━━━━━ Input rows

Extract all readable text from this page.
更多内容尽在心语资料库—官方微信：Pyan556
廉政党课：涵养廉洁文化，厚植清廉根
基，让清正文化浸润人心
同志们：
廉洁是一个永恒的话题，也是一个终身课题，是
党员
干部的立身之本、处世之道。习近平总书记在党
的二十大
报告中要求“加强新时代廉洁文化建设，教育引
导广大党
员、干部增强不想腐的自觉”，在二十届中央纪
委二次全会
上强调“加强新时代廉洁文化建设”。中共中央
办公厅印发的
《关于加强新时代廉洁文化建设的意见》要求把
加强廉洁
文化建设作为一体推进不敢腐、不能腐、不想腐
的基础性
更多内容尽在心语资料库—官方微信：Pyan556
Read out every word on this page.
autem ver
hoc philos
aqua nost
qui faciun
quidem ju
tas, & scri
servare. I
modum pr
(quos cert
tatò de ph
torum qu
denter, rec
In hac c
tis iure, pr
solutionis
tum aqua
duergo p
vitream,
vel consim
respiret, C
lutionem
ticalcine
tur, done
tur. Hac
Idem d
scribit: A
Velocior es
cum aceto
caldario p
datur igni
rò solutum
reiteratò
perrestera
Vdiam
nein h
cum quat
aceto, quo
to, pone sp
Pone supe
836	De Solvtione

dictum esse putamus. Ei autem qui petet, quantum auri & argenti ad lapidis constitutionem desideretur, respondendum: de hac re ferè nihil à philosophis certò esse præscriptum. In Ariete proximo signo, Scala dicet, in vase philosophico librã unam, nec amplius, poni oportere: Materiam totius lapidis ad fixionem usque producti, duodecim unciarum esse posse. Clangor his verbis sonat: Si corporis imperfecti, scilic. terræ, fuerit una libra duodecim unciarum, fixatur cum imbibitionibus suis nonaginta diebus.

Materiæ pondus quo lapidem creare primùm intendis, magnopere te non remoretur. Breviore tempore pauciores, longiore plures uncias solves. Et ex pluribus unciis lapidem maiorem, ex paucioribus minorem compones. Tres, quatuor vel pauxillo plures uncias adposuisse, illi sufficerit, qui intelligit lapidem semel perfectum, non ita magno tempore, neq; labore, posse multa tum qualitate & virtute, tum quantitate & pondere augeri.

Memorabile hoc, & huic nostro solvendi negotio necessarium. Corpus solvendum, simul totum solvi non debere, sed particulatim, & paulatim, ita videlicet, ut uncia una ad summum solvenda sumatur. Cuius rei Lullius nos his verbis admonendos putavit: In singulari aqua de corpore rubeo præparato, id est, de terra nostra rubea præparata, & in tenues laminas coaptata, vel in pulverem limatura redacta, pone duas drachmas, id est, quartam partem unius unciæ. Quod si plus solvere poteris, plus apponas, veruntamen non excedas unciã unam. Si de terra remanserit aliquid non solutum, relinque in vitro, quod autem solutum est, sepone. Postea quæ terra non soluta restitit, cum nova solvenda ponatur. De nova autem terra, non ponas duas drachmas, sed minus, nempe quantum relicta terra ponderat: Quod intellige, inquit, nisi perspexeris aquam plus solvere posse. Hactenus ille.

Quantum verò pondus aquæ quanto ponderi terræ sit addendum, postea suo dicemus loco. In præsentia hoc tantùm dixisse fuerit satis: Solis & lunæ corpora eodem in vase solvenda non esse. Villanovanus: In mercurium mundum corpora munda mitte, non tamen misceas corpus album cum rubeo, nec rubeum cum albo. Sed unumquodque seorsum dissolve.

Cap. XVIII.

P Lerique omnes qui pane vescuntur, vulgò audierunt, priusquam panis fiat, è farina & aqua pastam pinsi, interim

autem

━━━━━━━━━━

Report each line of the material above where the word "autem" appears.

- [Problem solution]
autem ver
dictum esse putamus. Ei autem qui petet, quantum auri & argenti ad lapidis constitutionem desideretur, respondendum: de hac re ferè nihil à philosophis certò esse præscriptum. In Ariete proximo signo, Scala dicet, in vase philosophico librã unam, nec amplius, poni oportere: Materiam totius lapidis ad fixionem usque producti, duodecim unciarum esse posse. Clangor his verbis sonat: Si corporis imperfecti, scilic. terræ, fuerit una libra duodecim unciarum, fixatur cum imbibitionibus suis nonaginta diebus.
Memorabile hoc, & huic nostro solvendi negotio necessarium. Corpus solvendum, simul totum solvi non debere, sed particulatim, & paulatim, ita videlicet, ut uncia una ad summum solvenda sumatur. Cuius rei Lullius nos his verbis admonendos putavit: In singulari aqua de corpore rubeo præparato, id est, de terra nostra rubea præparata, & in tenues laminas coaptata, vel in pulverem limatura redacta, pone duas drachmas, id est, quartam partem unius unciæ. Quod si plus solvere poteris, plus apponas, veruntamen non excedas unciã unam. Si de terra remanserit aliquid non solutum, relinque in vitro, quod autem solutum est, sepone. Postea quæ terra non soluta restitit, cum nova solvenda ponatur. De nova autem terra, non ponas duas drachmas, sed minus, nempe quantum relicta terra ponderat: Quod intellige, inquit, nisi perspexeris aquam plus solvere posse. Hactenus ille.
autem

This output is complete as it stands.